**TEXT EXCERPT**
+--

New Pomegranate Published

Pomegranate web header

Issue 16:2 of The Pomegranate: The International Journal of Pagan Studies has now been published online, with print copies coming soon.

The publisher does charge for articles (but try to see if your library can get them), although book reviews are free downloads.

Contents

“Deepening Conversations between Ritual Studies and Pagan Studies”
Michelle Mueller

“Becoming a Virtual Pagan: ‘Conversion’ or Identity Construction?”
James R. Lewis

“Prevalence and Importance of Contemporary Pagan Practices”
Gwendolyn Reece

“The Search for ‘Meaning’: Occult Redefinitions and the Internet:
Morandir Armson

“Healing Community: Pagan Cultural Models and Experiences in Seeking Well-Being:
Kimberly D. Kirner

Book reviews by Melissa Harrington, Jason Mankey, Daniel Foor, Christopher Chase, Ronald Hutton, and Sarah Veale.

‘Sacred Lands and Spiritual Landscapes’

sacredlands Sacred Lands and Spiritual Landscapes, papers from the spring 2013 Cherry Hill Seminary symposium, edited by Wendy Griffin, is now available for purchase from CHS.

Contents

Preface, Holli Emore

Introduction, Ronald Hutton

The Land Within, Wendy Griffin

Song of the Cattahoochee: On Being a Southern (Pagan) Witch in Atlanta’s Urban Landscape, Sara Amis

Glastonbury Syndrome: An Ecstatic Moment in Pilgrimage, Christina Beard-Moose

Born-Again Pagans: An Industrial Band Discovers Sea, Hill, and Wood, Hayes Hampton

Into the Sacred Woods: The Inner and Outer Value of a Pagan Sense of Place, Elinor Predota

Betwixt and Between the I-and-Thou, Jeffrey Albaugh

The Persistence of Romanticism in Contemporary Pagan Thought, Chas S. Clifton

My article includes comments on those by Predota, Albaugh, and Hampton, since I served as respondent to the panel session in which they were presented.

The “industrial band” was Coil, but Hampton had a little surprise awaiting him. Even though the book was produced by the Druidic house of ADF Publishing, a weird typo crept in. All of the chapter’s running heads (except two, oddly) read “Born Again Christians.”

“The return of the repressed,” he said wryly.

Printing and publishing are infested with gremlins, I always say.

What Does the New AP Stylebook Say?

Last December I reported on an effort spearheaded by Oberon Zell to get Pagan (in the religious sense) capitalized in both the Associated Press Stylebook and the University of Chicago Press’s Manual of Style.

The first is used mainly by journalists (when they remember), the second by writers and editors for university presses and other publishers of serious nonfiction books. Both are periodically updated.

A new AP Stylebook is out and receiving comment. Apparently 200 new religious terms were added. Has anyone seen a copy yet? Even Terry Mattingly at Get Religion says he has not yet seen one, but Emma Green at The Atlantic has and makes some comments, such as this:

“Holy Spirit” and “Holy Ghost” are both capitalized, but the former is the preferred usage, spirits being the more acceptable metaphysical entity. “Satan” is capitalized, but not “the devil.” Also noteworthy: “Voodoo,” the religion, is capitalized, but “voodoo,” roughly meaning “shenanigans,” is not, “especially when ascribing magical solutions to problems, as in voodoo economics.”

Anyone can buy either one of these books, of course, and more writers should. My copy of the AP Stylebook dates from 2004. Time for an update? But I am more of a Chicago guy these days.

+--

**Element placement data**
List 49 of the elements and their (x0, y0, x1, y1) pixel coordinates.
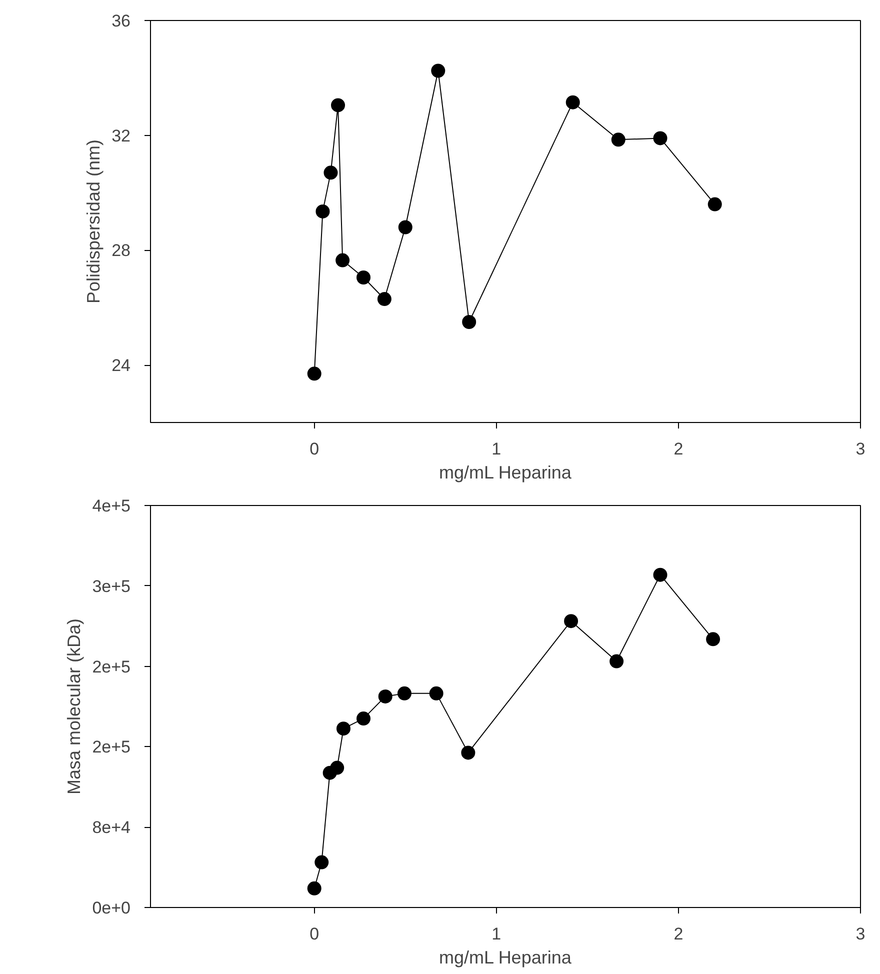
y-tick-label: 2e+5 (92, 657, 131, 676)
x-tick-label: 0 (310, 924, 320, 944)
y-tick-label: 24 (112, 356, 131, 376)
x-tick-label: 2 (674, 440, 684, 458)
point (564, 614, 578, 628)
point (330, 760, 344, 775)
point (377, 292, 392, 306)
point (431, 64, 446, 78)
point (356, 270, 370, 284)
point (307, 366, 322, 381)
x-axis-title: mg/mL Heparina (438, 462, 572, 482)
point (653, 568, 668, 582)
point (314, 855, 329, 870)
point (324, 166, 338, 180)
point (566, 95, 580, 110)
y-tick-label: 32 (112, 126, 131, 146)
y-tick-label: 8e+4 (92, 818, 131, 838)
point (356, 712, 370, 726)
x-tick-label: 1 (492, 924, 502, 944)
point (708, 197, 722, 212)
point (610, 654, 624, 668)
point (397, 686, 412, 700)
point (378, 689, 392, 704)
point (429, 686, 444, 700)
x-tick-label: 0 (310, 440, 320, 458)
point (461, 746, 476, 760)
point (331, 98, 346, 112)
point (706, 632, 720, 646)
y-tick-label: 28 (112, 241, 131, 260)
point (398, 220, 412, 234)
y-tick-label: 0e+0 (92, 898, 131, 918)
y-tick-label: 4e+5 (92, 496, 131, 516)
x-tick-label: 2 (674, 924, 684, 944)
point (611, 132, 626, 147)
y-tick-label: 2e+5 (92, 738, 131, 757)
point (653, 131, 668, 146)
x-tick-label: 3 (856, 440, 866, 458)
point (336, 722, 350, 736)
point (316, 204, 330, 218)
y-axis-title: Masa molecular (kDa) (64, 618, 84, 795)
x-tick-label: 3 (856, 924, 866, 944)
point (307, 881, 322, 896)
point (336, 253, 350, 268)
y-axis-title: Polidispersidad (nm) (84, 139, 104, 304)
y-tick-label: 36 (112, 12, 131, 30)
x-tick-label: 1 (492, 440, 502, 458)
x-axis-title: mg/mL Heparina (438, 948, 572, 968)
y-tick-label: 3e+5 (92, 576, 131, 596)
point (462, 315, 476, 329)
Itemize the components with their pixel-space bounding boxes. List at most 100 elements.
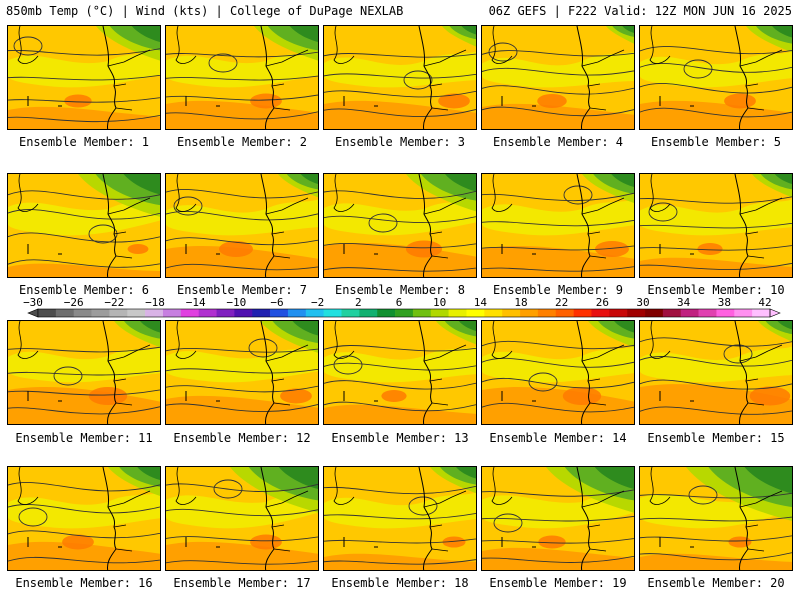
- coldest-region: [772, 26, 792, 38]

+--

**TASKS TO COMPLETE**
**A)** Answer these questions about the Pagan publishing text:
(i) Which issue of The Pomegranate has been published online?
(ii) Who edited Sacred Lands and Spiritual Landscapes?
(iii) What year does the writer's copy of the AP Stylebook date from?
**B)** Please change "point" to "marker" in the records from the line with "y-tick-label: 2e+5 (92, 657, 131, 676)" up to and including the line with "point (566, 95, 580, 110)", leaving all else unchanged, and give back only those lines.
The records are unrelated to the Pagan publishing text.

**TASK RESPONSES**
**A)**
(i) Issue 16:2
(ii) Wendy Griffin
(iii) 2004

**B)**
y-tick-label: 2e+5 (92, 657, 131, 676)
x-tick-label: 0 (310, 924, 320, 944)
y-tick-label: 24 (112, 356, 131, 376)
x-tick-label: 2 (674, 440, 684, 458)
marker (564, 614, 578, 628)
marker (330, 760, 344, 775)
marker (377, 292, 392, 306)
marker (431, 64, 446, 78)
marker (356, 270, 370, 284)
marker (307, 366, 322, 381)
x-axis-title: mg/mL Heparina (438, 462, 572, 482)
marker (653, 568, 668, 582)
marker (314, 855, 329, 870)
marker (324, 166, 338, 180)
marker (566, 95, 580, 110)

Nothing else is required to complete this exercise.